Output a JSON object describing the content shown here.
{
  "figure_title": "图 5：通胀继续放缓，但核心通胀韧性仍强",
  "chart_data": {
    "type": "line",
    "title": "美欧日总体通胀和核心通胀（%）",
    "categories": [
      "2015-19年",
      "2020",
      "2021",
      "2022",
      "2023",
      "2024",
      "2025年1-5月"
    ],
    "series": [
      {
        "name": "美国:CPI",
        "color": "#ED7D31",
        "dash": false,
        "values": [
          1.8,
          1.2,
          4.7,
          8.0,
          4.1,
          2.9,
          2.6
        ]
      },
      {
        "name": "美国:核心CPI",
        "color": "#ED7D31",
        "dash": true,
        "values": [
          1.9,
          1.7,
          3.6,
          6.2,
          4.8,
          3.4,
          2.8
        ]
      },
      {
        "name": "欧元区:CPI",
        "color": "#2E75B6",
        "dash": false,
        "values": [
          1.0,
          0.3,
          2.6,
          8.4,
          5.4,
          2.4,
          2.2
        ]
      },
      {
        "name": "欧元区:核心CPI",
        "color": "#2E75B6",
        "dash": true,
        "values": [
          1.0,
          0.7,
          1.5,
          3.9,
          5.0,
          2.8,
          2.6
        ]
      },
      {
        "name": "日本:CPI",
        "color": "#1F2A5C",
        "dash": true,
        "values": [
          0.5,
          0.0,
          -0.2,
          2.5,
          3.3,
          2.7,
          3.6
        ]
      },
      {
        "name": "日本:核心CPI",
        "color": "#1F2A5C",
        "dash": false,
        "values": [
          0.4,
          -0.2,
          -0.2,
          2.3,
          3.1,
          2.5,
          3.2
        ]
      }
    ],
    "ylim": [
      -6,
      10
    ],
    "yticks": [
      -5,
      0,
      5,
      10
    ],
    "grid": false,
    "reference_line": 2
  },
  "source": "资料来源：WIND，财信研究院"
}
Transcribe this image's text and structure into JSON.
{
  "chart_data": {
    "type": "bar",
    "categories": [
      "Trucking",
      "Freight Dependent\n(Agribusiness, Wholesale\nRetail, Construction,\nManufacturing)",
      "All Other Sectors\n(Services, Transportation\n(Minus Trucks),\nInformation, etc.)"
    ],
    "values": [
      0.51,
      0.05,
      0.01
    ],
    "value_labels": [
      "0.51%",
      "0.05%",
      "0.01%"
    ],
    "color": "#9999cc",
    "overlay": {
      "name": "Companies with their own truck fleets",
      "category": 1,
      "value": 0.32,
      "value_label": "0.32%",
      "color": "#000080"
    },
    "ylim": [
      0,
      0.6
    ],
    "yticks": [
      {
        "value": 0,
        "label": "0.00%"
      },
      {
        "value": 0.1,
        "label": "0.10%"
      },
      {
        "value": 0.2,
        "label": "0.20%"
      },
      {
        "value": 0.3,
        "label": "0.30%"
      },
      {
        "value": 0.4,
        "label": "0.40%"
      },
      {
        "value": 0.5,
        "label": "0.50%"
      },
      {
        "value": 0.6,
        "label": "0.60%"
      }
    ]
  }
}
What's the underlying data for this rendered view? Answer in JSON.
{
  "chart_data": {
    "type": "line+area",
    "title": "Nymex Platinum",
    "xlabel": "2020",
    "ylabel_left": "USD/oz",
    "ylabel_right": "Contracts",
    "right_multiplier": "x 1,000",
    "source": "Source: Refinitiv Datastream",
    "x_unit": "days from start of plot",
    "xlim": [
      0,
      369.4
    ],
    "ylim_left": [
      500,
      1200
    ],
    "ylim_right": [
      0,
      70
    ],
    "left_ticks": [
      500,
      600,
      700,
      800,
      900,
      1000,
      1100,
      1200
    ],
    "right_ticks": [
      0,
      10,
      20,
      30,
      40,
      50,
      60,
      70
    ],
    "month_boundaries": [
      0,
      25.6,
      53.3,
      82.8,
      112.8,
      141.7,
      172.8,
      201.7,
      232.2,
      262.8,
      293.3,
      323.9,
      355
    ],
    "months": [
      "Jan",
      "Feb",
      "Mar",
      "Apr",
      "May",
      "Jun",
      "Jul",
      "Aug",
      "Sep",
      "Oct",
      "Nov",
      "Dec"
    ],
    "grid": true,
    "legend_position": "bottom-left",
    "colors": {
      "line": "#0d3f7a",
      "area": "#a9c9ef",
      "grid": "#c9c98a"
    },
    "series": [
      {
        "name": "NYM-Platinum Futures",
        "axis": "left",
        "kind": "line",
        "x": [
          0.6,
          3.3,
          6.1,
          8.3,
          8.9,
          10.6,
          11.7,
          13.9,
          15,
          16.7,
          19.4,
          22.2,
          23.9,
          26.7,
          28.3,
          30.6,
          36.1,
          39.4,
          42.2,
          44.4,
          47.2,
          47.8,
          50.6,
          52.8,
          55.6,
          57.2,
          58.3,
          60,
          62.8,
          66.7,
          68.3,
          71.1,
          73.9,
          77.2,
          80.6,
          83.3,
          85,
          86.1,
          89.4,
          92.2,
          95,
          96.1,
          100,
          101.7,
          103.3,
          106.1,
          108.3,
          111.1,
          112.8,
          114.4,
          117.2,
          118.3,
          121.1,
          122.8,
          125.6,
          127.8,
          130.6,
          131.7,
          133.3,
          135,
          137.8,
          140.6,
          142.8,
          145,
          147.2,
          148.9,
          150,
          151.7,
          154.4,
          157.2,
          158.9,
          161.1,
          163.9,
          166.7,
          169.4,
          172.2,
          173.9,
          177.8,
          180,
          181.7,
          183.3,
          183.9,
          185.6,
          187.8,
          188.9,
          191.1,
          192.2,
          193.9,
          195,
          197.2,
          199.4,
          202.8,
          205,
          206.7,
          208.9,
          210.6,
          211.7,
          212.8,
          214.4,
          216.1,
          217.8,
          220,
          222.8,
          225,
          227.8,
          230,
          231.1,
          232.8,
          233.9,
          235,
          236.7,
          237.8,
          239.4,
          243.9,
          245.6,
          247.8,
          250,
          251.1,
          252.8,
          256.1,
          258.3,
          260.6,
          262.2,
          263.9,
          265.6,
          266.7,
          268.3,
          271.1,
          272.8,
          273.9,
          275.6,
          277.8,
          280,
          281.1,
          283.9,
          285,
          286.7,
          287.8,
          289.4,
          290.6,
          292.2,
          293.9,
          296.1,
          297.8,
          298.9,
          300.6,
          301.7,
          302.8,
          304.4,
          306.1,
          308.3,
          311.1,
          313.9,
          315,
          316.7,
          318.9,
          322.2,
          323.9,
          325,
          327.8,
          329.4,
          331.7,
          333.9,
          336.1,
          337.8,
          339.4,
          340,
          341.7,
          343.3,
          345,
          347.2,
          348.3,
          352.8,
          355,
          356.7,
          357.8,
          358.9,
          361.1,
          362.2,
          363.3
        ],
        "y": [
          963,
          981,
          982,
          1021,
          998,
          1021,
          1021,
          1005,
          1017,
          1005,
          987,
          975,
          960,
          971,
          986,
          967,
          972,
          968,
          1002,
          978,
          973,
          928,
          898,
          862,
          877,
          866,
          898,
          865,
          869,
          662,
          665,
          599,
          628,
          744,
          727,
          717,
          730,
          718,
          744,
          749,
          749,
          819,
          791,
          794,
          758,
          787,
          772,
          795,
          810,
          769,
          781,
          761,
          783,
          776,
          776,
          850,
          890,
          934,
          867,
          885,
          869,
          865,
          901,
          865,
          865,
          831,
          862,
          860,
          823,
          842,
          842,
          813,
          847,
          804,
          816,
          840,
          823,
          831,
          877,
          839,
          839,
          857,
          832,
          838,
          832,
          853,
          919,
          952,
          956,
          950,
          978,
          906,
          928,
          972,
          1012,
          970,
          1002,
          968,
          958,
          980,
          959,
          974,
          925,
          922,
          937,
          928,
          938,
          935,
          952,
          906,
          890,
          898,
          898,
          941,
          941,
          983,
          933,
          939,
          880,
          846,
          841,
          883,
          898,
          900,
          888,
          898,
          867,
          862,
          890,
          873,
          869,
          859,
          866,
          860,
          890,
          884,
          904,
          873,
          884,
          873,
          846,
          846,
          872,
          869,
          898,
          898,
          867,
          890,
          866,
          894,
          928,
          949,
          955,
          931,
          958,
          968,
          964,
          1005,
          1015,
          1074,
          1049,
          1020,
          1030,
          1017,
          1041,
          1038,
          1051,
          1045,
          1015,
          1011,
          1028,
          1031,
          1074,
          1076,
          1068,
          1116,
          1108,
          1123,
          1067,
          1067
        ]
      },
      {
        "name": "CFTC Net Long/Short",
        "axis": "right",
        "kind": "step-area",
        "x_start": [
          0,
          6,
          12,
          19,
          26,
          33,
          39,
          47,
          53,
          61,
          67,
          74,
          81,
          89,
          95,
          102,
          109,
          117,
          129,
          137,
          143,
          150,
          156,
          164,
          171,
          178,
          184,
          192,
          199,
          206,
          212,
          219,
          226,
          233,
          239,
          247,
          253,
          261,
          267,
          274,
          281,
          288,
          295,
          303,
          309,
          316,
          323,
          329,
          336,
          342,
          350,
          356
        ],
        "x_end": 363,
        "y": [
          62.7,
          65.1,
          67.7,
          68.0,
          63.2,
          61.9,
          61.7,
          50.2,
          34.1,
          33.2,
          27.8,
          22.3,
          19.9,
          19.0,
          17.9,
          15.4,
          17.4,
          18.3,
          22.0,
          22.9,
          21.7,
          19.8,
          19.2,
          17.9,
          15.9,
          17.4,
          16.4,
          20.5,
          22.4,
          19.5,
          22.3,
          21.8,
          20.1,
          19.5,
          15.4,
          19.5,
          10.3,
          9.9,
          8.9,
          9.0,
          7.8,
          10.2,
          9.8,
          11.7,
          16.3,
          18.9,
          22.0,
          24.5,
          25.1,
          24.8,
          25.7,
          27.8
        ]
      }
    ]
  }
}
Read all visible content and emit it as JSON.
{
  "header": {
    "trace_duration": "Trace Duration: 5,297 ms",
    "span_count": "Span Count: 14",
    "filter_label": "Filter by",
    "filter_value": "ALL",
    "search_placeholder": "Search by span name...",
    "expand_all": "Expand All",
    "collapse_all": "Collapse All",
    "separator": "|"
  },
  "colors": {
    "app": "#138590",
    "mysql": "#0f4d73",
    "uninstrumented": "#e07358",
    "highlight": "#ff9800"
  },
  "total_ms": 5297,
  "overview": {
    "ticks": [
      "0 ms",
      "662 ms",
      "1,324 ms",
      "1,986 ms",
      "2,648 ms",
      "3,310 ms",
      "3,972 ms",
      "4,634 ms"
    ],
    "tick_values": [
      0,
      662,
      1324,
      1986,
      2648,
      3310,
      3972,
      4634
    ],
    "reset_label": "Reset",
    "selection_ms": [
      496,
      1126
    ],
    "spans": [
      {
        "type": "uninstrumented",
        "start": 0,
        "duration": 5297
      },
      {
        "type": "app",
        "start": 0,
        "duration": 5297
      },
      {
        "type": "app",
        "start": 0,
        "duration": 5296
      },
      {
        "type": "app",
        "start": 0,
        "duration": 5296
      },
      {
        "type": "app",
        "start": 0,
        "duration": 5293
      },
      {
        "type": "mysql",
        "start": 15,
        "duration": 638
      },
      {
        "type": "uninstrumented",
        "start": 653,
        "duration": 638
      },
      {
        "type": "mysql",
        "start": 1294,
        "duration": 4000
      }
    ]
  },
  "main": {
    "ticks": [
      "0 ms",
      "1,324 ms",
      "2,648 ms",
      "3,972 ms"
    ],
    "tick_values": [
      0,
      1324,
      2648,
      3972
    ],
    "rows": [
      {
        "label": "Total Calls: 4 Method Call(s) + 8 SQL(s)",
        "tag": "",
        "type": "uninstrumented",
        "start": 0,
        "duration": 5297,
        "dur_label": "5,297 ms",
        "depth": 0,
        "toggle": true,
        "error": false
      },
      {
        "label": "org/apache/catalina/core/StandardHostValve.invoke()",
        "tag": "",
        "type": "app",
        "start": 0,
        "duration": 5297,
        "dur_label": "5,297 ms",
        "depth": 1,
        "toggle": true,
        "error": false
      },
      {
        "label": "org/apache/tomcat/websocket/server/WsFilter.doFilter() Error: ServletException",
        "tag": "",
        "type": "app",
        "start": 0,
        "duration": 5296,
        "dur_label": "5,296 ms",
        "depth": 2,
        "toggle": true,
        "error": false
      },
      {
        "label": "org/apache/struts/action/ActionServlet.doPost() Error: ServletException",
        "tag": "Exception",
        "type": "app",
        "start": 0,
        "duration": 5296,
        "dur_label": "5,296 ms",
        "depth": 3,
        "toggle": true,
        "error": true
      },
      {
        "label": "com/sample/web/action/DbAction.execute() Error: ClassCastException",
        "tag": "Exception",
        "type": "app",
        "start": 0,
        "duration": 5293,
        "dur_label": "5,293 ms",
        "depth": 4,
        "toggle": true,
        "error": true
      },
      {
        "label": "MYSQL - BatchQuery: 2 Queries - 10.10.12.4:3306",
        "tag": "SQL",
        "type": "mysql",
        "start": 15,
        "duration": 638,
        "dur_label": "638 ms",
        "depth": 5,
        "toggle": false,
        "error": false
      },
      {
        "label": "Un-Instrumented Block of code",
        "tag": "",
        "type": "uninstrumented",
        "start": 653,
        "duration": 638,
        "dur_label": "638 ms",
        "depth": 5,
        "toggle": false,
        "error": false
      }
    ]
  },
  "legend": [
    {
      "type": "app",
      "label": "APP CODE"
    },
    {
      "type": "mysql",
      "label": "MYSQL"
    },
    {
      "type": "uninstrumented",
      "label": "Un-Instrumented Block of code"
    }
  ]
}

|---|

_Exercise instructions_: Copy out all lines where the word "name" appears.

_Result of the exercise_:
        "name": "美国:CPI",
        "name": "美国:核心CPI",
        "name": "欧元区:CPI",
        "name": "欧元区:核心CPI",
        "name": "日本:CPI",
        "name": "日本:核心CPI",
      "name": "Companies with their own truck fleets",
        "name": "NYM-Platinum Futures",
        "name": "CFTC Net Long/Short",
    "search_placeholder": "Search by span name...",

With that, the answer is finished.